Update the data by changing every "legend-swatch" to "legend-marker" and leaving everything else unchanged.

--- Begin MATERIAL SHOWN ---

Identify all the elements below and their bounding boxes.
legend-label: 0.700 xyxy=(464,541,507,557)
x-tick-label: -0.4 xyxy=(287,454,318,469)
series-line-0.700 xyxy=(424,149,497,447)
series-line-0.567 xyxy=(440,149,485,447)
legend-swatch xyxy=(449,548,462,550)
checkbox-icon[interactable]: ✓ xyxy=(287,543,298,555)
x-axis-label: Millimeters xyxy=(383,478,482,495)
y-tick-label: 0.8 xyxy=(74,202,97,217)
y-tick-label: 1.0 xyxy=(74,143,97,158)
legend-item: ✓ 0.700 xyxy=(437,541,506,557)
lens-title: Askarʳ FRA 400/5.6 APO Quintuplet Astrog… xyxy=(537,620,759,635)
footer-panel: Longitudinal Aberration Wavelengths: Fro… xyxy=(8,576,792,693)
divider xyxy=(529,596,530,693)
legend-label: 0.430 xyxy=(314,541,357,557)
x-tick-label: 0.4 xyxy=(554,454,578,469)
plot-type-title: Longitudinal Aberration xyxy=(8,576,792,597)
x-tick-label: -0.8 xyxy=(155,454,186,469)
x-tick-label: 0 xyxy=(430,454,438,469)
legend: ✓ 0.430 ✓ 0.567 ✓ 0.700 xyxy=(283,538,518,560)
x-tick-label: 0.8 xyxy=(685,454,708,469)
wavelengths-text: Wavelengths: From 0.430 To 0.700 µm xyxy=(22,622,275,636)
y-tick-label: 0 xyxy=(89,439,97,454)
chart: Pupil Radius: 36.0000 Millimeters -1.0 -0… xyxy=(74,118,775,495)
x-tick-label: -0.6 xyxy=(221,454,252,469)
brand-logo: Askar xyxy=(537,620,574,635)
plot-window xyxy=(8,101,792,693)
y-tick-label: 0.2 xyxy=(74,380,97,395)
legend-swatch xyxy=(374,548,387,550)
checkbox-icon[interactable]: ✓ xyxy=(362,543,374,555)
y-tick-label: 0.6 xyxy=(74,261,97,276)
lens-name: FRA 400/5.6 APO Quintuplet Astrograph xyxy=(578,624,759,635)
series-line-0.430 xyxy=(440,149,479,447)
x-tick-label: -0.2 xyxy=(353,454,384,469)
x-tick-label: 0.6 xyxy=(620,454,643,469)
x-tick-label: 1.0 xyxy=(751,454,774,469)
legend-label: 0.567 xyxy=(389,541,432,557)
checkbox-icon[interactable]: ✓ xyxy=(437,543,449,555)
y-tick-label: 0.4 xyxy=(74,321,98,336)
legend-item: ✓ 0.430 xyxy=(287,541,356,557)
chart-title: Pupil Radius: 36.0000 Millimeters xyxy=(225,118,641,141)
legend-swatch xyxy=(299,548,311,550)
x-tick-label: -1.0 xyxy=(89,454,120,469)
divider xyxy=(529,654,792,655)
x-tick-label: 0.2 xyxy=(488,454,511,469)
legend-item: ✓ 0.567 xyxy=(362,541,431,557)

--- End MATERIAL SHOWN ---

**TASK RESPONSE:**
Identify all the elements below and their bounding boxes.
legend-label: 0.700 xyxy=(464,541,507,557)
x-tick-label: -0.4 xyxy=(287,454,318,469)
series-line-0.700 xyxy=(424,149,497,447)
series-line-0.567 xyxy=(440,149,485,447)
legend-marker xyxy=(449,548,462,550)
checkbox-icon[interactable]: ✓ xyxy=(287,543,298,555)
x-axis-label: Millimeters xyxy=(383,478,482,495)
y-tick-label: 0.8 xyxy=(74,202,97,217)
y-tick-label: 1.0 xyxy=(74,143,97,158)
legend-item: ✓ 0.700 xyxy=(437,541,506,557)
lens-title: Askarʳ FRA 400/5.6 APO Quintuplet Astrog… xyxy=(537,620,759,635)
footer-panel: Longitudinal Aberration Wavelengths: Fro… xyxy=(8,576,792,693)
divider xyxy=(529,596,530,693)
legend-label: 0.430 xyxy=(314,541,357,557)
x-tick-label: 0.4 xyxy=(554,454,578,469)
plot-type-title: Longitudinal Aberration xyxy=(8,576,792,597)
x-tick-label: -0.8 xyxy=(155,454,186,469)
x-tick-label: 0 xyxy=(430,454,438,469)
legend: ✓ 0.430 ✓ 0.567 ✓ 0.700 xyxy=(283,538,518,560)
x-tick-label: 0.8 xyxy=(685,454,708,469)
wavelengths-text: Wavelengths: From 0.430 To 0.700 µm xyxy=(22,622,275,636)
y-tick-label: 0 xyxy=(89,439,97,454)
chart: Pupil Radius: 36.0000 Millimeters -1.0 -0… xyxy=(74,118,775,495)
x-tick-label: -0.6 xyxy=(221,454,252,469)
brand-logo: Askar xyxy=(537,620,574,635)
plot-window xyxy=(8,101,792,693)
y-tick-label: 0.2 xyxy=(74,380,97,395)
legend-marker xyxy=(374,548,387,550)
checkbox-icon[interactable]: ✓ xyxy=(362,543,374,555)
y-tick-label: 0.6 xyxy=(74,261,97,276)
lens-name: FRA 400/5.6 APO Quintuplet Astrograph xyxy=(578,624,759,635)
series-line-0.430 xyxy=(440,149,479,447)
x-tick-label: -0.2 xyxy=(353,454,384,469)
x-tick-label: 0.6 xyxy=(620,454,643,469)
x-tick-label: 1.0 xyxy=(751,454,774,469)
legend-label: 0.567 xyxy=(389,541,432,557)
checkbox-icon[interactable]: ✓ xyxy=(437,543,449,555)
y-tick-label: 0.4 xyxy=(74,321,98,336)
legend-item: ✓ 0.430 xyxy=(287,541,356,557)
chart-title: Pupil Radius: 36.0000 Millimeters xyxy=(225,118,641,141)
legend-marker xyxy=(299,548,311,550)
x-tick-label: -1.0 xyxy=(89,454,120,469)
divider xyxy=(529,654,792,655)
x-tick-label: 0.2 xyxy=(488,454,511,469)
legend-item: ✓ 0.567 xyxy=(362,541,431,557)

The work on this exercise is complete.